**Written request:** Below are records. Copy every line with "text" in it.

──────── Dataset extract ────────

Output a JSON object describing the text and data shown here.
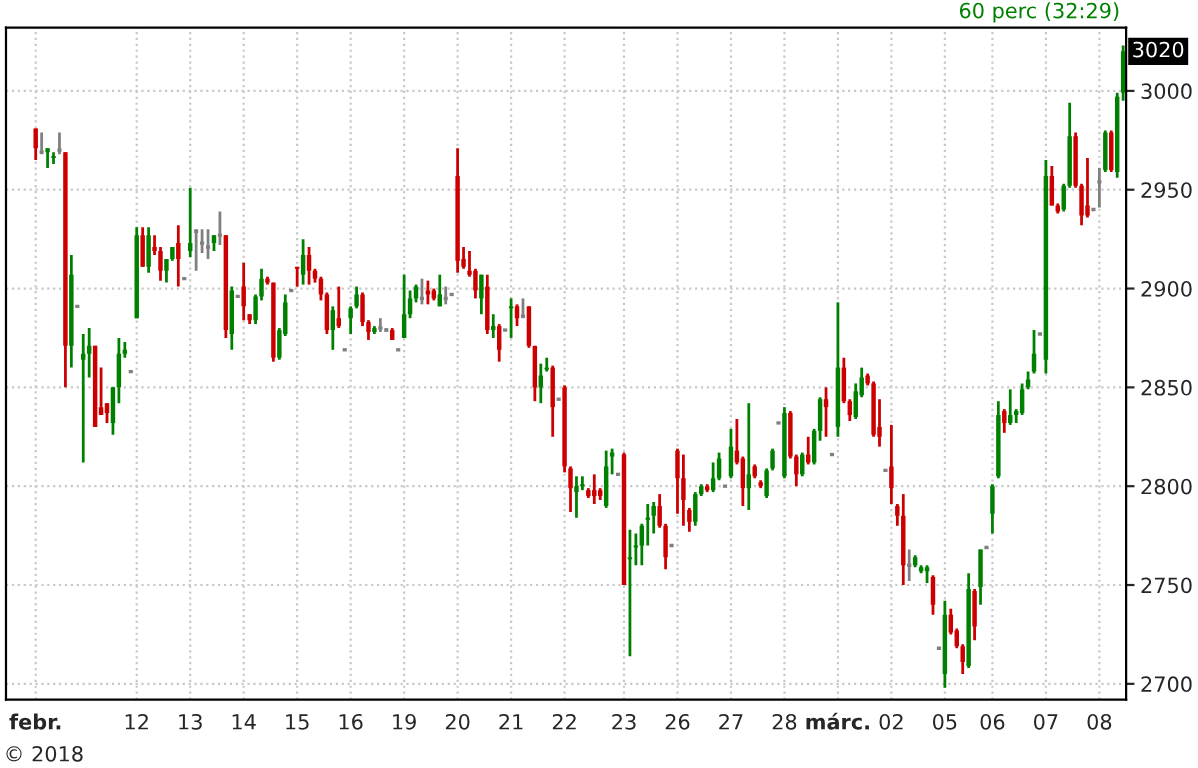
{
  "chart_data": {
    "type": "candlestick",
    "annotations": [
      "60 perc (32:29)",
      "© 2018",
      {
        "text": "3020",
        "y": 3020
      }
    ],
    "categories": [
      "febr.",
      null,
      null,
      null,
      null,
      null,
      null,
      null,
      null,
      null,
      null,
      null,
      null,
      null,
      null,
      null,
      null,
      "12",
      null,
      null,
      null,
      null,
      null,
      null,
      null,
      null,
      "13",
      null,
      null,
      null,
      null,
      null,
      null,
      null,
      null,
      "14",
      null,
      null,
      null,
      null,
      null,
      null,
      null,
      null,
      "15",
      null,
      null,
      null,
      null,
      null,
      null,
      null,
      null,
      "16",
      null,
      null,
      null,
      null,
      null,
      null,
      null,
      null,
      "19",
      null,
      null,
      null,
      null,
      null,
      null,
      null,
      null,
      "20",
      null,
      null,
      null,
      null,
      null,
      null,
      null,
      null,
      "21",
      null,
      null,
      null,
      null,
      null,
      null,
      null,
      null,
      "22",
      null,
      null,
      null,
      null,
      null,
      null,
      null,
      null,
      null,
      "23",
      null,
      null,
      null,
      null,
      null,
      null,
      null,
      null,
      "26",
      null,
      null,
      null,
      null,
      null,
      null,
      null,
      null,
      "27",
      null,
      null,
      null,
      null,
      null,
      null,
      null,
      null,
      "28",
      null,
      null,
      null,
      null,
      null,
      null,
      null,
      null,
      "márc.",
      null,
      null,
      null,
      null,
      null,
      null,
      null,
      null,
      "02",
      null,
      null,
      null,
      null,
      null,
      null,
      null,
      null,
      "05",
      null,
      null,
      null,
      null,
      null,
      null,
      null,
      "06",
      null,
      null,
      null,
      null,
      null,
      null,
      null,
      null,
      "07",
      null,
      null,
      null,
      null,
      null,
      null,
      null,
      null,
      "08",
      null,
      null,
      null,
      null
    ],
    "ohlc": [
      [
        2981,
        2981,
        2965,
        2971
      ],
      [
        2969,
        2979,
        2968,
        2969
      ],
      [
        2969,
        2971,
        2961,
        2971
      ],
      [
        2966,
        2969,
        2963,
        2967
      ],
      [
        2970,
        2979,
        2968,
        2970
      ],
      [
        2969,
        2969,
        2850,
        2871
      ],
      [
        2871,
        2917,
        2860,
        2907
      ],
      [
        2891,
        2891,
        2891,
        2891
      ],
      [
        2864,
        2877,
        2812,
        2867
      ],
      [
        2867,
        2880,
        2855,
        2871
      ],
      [
        2871,
        2871,
        2830,
        2830
      ],
      [
        2840,
        2860,
        2836,
        2836
      ],
      [
        2842,
        2842,
        2832,
        2837
      ],
      [
        2832,
        2850,
        2826,
        2850
      ],
      [
        2850,
        2875,
        2842,
        2867
      ],
      [
        2867,
        2873,
        2865,
        2869
      ],
      [
        2858,
        2858,
        2858,
        2858
      ],
      [
        2885,
        2931,
        2885,
        2927
      ],
      [
        2927,
        2931,
        2911,
        2911
      ],
      [
        2911,
        2931,
        2908,
        2927
      ],
      [
        2921,
        2927,
        2917,
        2919
      ],
      [
        2919,
        2921,
        2904,
        2909
      ],
      [
        2909,
        2915,
        2903,
        2915
      ],
      [
        2915,
        2921,
        2914,
        2921
      ],
      [
        2923,
        2932,
        2901,
        2915
      ],
      [
        2905,
        2905,
        2905,
        2905
      ],
      [
        2919,
        2951,
        2916,
        2923
      ],
      [
        2929,
        2930,
        2909,
        2929
      ],
      [
        2923,
        2930,
        2918,
        2923
      ],
      [
        2921,
        2930,
        2915,
        2921
      ],
      [
        2923,
        2927,
        2919,
        2927
      ],
      [
        2927,
        2939,
        2922,
        2927
      ],
      [
        2927,
        2927,
        2875,
        2879
      ],
      [
        2877,
        2901,
        2869,
        2899
      ],
      [
        2896,
        2896,
        2896,
        2896
      ],
      [
        2901,
        2913,
        2884,
        2891
      ],
      [
        2887,
        2887,
        2882,
        2884
      ],
      [
        2884,
        2897,
        2882,
        2896
      ],
      [
        2896,
        2910,
        2894,
        2905
      ],
      [
        2905,
        2906,
        2902,
        2903
      ],
      [
        2903,
        2903,
        2863,
        2865
      ],
      [
        2865,
        2880,
        2864,
        2879
      ],
      [
        2877,
        2897,
        2876,
        2893
      ],
      [
        2899,
        2899,
        2899,
        2899
      ],
      [
        2911,
        2911,
        2901,
        2910
      ],
      [
        2907,
        2925,
        2902,
        2917
      ],
      [
        2917,
        2921,
        2902,
        2909
      ],
      [
        2909,
        2910,
        2903,
        2905
      ],
      [
        2905,
        2906,
        2894,
        2897
      ],
      [
        2897,
        2898,
        2877,
        2879
      ],
      [
        2879,
        2891,
        2869,
        2889
      ],
      [
        2885,
        2901,
        2880,
        2881
      ],
      [
        2869,
        2869,
        2869,
        2869
      ],
      [
        2885,
        2891,
        2877,
        2890
      ],
      [
        2891,
        2901,
        2890,
        2897
      ],
      [
        2897,
        2898,
        2881,
        2883
      ],
      [
        2883,
        2884,
        2874,
        2878
      ],
      [
        2878,
        2881,
        2877,
        2880
      ],
      [
        2880,
        2885,
        2878,
        2880
      ],
      [
        2879,
        2880,
        2878,
        2879
      ],
      [
        2879,
        2880,
        2874,
        2874
      ],
      [
        2869,
        2869,
        2869,
        2869
      ],
      [
        2875,
        2907,
        2875,
        2887
      ],
      [
        2887,
        2899,
        2885,
        2895
      ],
      [
        2895,
        2902,
        2893,
        2901
      ],
      [
        2895,
        2905,
        2892,
        2895
      ],
      [
        2899,
        2904,
        2892,
        2897
      ],
      [
        2899,
        2900,
        2894,
        2895
      ],
      [
        2891,
        2907,
        2891,
        2897
      ],
      [
        2895,
        2901,
        2892,
        2895
      ],
      [
        2897,
        2897,
        2897,
        2897
      ],
      [
        2957,
        2971,
        2908,
        2914
      ],
      [
        2915,
        2921,
        2910,
        2911
      ],
      [
        2909,
        2919,
        2906,
        2907
      ],
      [
        2909,
        2910,
        2895,
        2899
      ],
      [
        2895,
        2907,
        2887,
        2907
      ],
      [
        2901,
        2907,
        2877,
        2879
      ],
      [
        2879,
        2887,
        2875,
        2881
      ],
      [
        2881,
        2882,
        2863,
        2869
      ],
      [
        2879,
        2879,
        2879,
        2879
      ],
      [
        2890,
        2895,
        2875,
        2891
      ],
      [
        2891,
        2892,
        2881,
        2885
      ],
      [
        2886,
        2895,
        2885,
        2886
      ],
      [
        2891,
        2891,
        2870,
        2871
      ],
      [
        2871,
        2871,
        2843,
        2850
      ],
      [
        2850,
        2862,
        2842,
        2856
      ],
      [
        2859,
        2865,
        2858,
        2860
      ],
      [
        2860,
        2861,
        2825,
        2840
      ],
      [
        2844,
        2844,
        2844,
        2844
      ],
      [
        2850,
        2851,
        2807,
        2810
      ],
      [
        2809,
        2810,
        2787,
        2799
      ],
      [
        2797,
        2805,
        2784,
        2800
      ],
      [
        2800,
        2805,
        2798,
        2801
      ],
      [
        2798,
        2799,
        2794,
        2795
      ],
      [
        2798,
        2806,
        2791,
        2795
      ],
      [
        2798,
        2799,
        2793,
        2795
      ],
      [
        2790,
        2818,
        2789,
        2810
      ],
      [
        2815,
        2819,
        2806,
        2817
      ],
      [
        2806,
        2806,
        2806,
        2806
      ],
      [
        2816,
        2817,
        2750,
        2750
      ],
      [
        2763,
        2778,
        2714,
        2764
      ],
      [
        2769,
        2776,
        2760,
        2770
      ],
      [
        2770,
        2781,
        2760,
        2780
      ],
      [
        2783,
        2791,
        2770,
        2784
      ],
      [
        2785,
        2792,
        2776,
        2790
      ],
      [
        2790,
        2796,
        2779,
        2780
      ],
      [
        2780,
        2781,
        2758,
        2764
      ],
      [
        2770,
        2770,
        2770,
        2770
      ],
      [
        2818,
        2819,
        2786,
        2804
      ],
      [
        2804,
        2816,
        2780,
        2793
      ],
      [
        2788,
        2789,
        2777,
        2782
      ],
      [
        2782,
        2797,
        2780,
        2796
      ],
      [
        2796,
        2801,
        2795,
        2800
      ],
      [
        2800,
        2801,
        2797,
        2798
      ],
      [
        2798,
        2812,
        2797,
        2804
      ],
      [
        2804,
        2817,
        2803,
        2814
      ],
      [
        2800,
        2800,
        2800,
        2800
      ],
      [
        2805,
        2829,
        2804,
        2820
      ],
      [
        2818,
        2834,
        2811,
        2812
      ],
      [
        2814,
        2815,
        2790,
        2799
      ],
      [
        2799,
        2842,
        2788,
        2806
      ],
      [
        2810,
        2811,
        2804,
        2805
      ],
      [
        2802,
        2803,
        2799,
        2800
      ],
      [
        2795,
        2809,
        2794,
        2808
      ],
      [
        2809,
        2819,
        2808,
        2818
      ],
      [
        2832,
        2832,
        2832,
        2832
      ],
      [
        2805,
        2840,
        2804,
        2837
      ],
      [
        2837,
        2838,
        2814,
        2815
      ],
      [
        2815,
        2816,
        2800,
        2806
      ],
      [
        2806,
        2817,
        2805,
        2816
      ],
      [
        2816,
        2825,
        2811,
        2812
      ],
      [
        2812,
        2829,
        2811,
        2828
      ],
      [
        2828,
        2845,
        2823,
        2844
      ],
      [
        2844,
        2850,
        2825,
        2840
      ],
      [
        2816,
        2816,
        2816,
        2816
      ],
      [
        2830,
        2893,
        2825,
        2860
      ],
      [
        2860,
        2865,
        2842,
        2843
      ],
      [
        2843,
        2844,
        2833,
        2836
      ],
      [
        2835,
        2852,
        2834,
        2848
      ],
      [
        2846,
        2860,
        2845,
        2855
      ],
      [
        2856,
        2857,
        2851,
        2852
      ],
      [
        2852,
        2853,
        2825,
        2826
      ],
      [
        2830,
        2844,
        2820,
        2825
      ],
      [
        2808,
        2808,
        2808,
        2808
      ],
      [
        2810,
        2831,
        2791,
        2799
      ],
      [
        2790,
        2791,
        2780,
        2785
      ],
      [
        2785,
        2796,
        2750,
        2760
      ],
      [
        2760,
        2768,
        2752,
        2760
      ],
      [
        2760,
        2765,
        2759,
        2764
      ],
      [
        2757,
        2760,
        2756,
        2759
      ],
      [
        2757,
        2760,
        2751,
        2759
      ],
      [
        2754,
        2755,
        2735,
        2740
      ],
      [
        2718,
        2718,
        2718,
        2718
      ],
      [
        2705,
        2742,
        2698,
        2735
      ],
      [
        2735,
        2738,
        2725,
        2726
      ],
      [
        2727,
        2728,
        2718,
        2719
      ],
      [
        2719,
        2720,
        2705,
        2711
      ],
      [
        2709,
        2756,
        2708,
        2748
      ],
      [
        2747,
        2748,
        2722,
        2729
      ],
      [
        2749,
        2768,
        2740,
        2768
      ],
      [
        2769,
        2769,
        2769,
        2769
      ],
      [
        2786,
        2801,
        2776,
        2800
      ],
      [
        2805,
        2843,
        2804,
        2836
      ],
      [
        2838,
        2839,
        2827,
        2832
      ],
      [
        2832,
        2849,
        2831,
        2836
      ],
      [
        2836,
        2839,
        2832,
        2838
      ],
      [
        2837,
        2852,
        2836,
        2849
      ],
      [
        2850,
        2858,
        2849,
        2854
      ],
      [
        2858,
        2879,
        2857,
        2867
      ],
      [
        2877,
        2877,
        2877,
        2877
      ],
      [
        2864,
        2965,
        2857,
        2957
      ],
      [
        2957,
        2962,
        2942,
        2942
      ],
      [
        2942,
        2943,
        2938,
        2939
      ],
      [
        2940,
        2953,
        2939,
        2952
      ],
      [
        2952,
        2994,
        2951,
        2977
      ],
      [
        2977,
        2979,
        2951,
        2952
      ],
      [
        2952,
        2953,
        2932,
        2937
      ],
      [
        2942,
        2966,
        2936,
        2937
      ],
      [
        2940,
        2940,
        2940,
        2940
      ],
      [
        2954,
        2961,
        2941,
        2954
      ],
      [
        2960,
        2980,
        2959,
        2979
      ],
      [
        2979,
        2980,
        2959,
        2960
      ],
      [
        2959,
        2999,
        2956,
        2997
      ],
      [
        2999,
        3023,
        2995,
        3020
      ]
    ],
    "colors": [
      "#cc0000",
      "#808080",
      "#008000",
      "#008000",
      "#808080",
      "#cc0000",
      "#008000",
      "#808080",
      "#008000",
      "#008000",
      "#cc0000",
      "#cc0000",
      "#cc0000",
      "#008000",
      "#008000",
      "#008000",
      "#808080",
      "#008000",
      "#cc0000",
      "#008000",
      "#cc0000",
      "#cc0000",
      "#008000",
      "#008000",
      "#cc0000",
      "#808080",
      "#008000",
      "#808080",
      "#808080",
      "#808080",
      "#008000",
      "#808080",
      "#cc0000",
      "#008000",
      "#808080",
      "#cc0000",
      "#cc0000",
      "#008000",
      "#008000",
      "#cc0000",
      "#cc0000",
      "#008000",
      "#008000",
      "#808080",
      "#cc0000",
      "#008000",
      "#cc0000",
      "#cc0000",
      "#cc0000",
      "#cc0000",
      "#008000",
      "#cc0000",
      "#808080",
      "#008000",
      "#008000",
      "#cc0000",
      "#cc0000",
      "#008000",
      "#808080",
      "#808080",
      "#cc0000",
      "#808080",
      "#008000",
      "#008000",
      "#008000",
      "#808080",
      "#cc0000",
      "#cc0000",
      "#008000",
      "#808080",
      "#808080",
      "#cc0000",
      "#cc0000",
      "#cc0000",
      "#cc0000",
      "#008000",
      "#cc0000",
      "#008000",
      "#cc0000",
      "#808080",
      "#008000",
      "#cc0000",
      "#808080",
      "#cc0000",
      "#cc0000",
      "#008000",
      "#008000",
      "#cc0000",
      "#808080",
      "#cc0000",
      "#cc0000",
      "#008000",
      "#008000",
      "#cc0000",
      "#cc0000",
      "#cc0000",
      "#008000",
      "#008000",
      "#808080",
      "#cc0000",
      "#008000",
      "#008000",
      "#008000",
      "#008000",
      "#008000",
      "#cc0000",
      "#cc0000",
      "#808080",
      "#cc0000",
      "#cc0000",
      "#cc0000",
      "#008000",
      "#008000",
      "#cc0000",
      "#008000",
      "#008000",
      "#808080",
      "#008000",
      "#cc0000",
      "#cc0000",
      "#008000",
      "#cc0000",
      "#cc0000",
      "#008000",
      "#008000",
      "#808080",
      "#008000",
      "#cc0000",
      "#cc0000",
      "#008000",
      "#cc0000",
      "#008000",
      "#008000",
      "#cc0000",
      "#808080",
      "#008000",
      "#cc0000",
      "#cc0000",
      "#008000",
      "#008000",
      "#cc0000",
      "#cc0000",
      "#cc0000",
      "#808080",
      "#cc0000",
      "#cc0000",
      "#cc0000",
      "#808080",
      "#008000",
      "#008000",
      "#008000",
      "#cc0000",
      "#808080",
      "#008000",
      "#cc0000",
      "#cc0000",
      "#cc0000",
      "#008000",
      "#cc0000",
      "#008000",
      "#808080",
      "#008000",
      "#008000",
      "#cc0000",
      "#008000",
      "#008000",
      "#008000",
      "#008000",
      "#008000",
      "#808080",
      "#008000",
      "#cc0000",
      "#cc0000",
      "#008000",
      "#008000",
      "#cc0000",
      "#cc0000",
      "#cc0000",
      "#808080",
      "#808080",
      "#008000",
      "#cc0000",
      "#008000",
      "#008000"
    ],
    "ylim": [
      2692,
      3032
    ],
    "yticks": [
      2700,
      2750,
      2800,
      2850,
      2900,
      2950,
      3000
    ],
    "grid": true
  }
}
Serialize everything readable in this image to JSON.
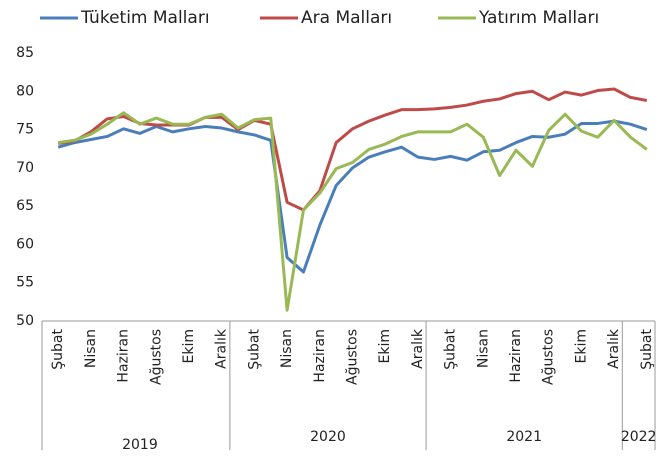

────────

**Response to this exercise:**
Output a JSON object describing the text and data shown here.
        "text": "3020",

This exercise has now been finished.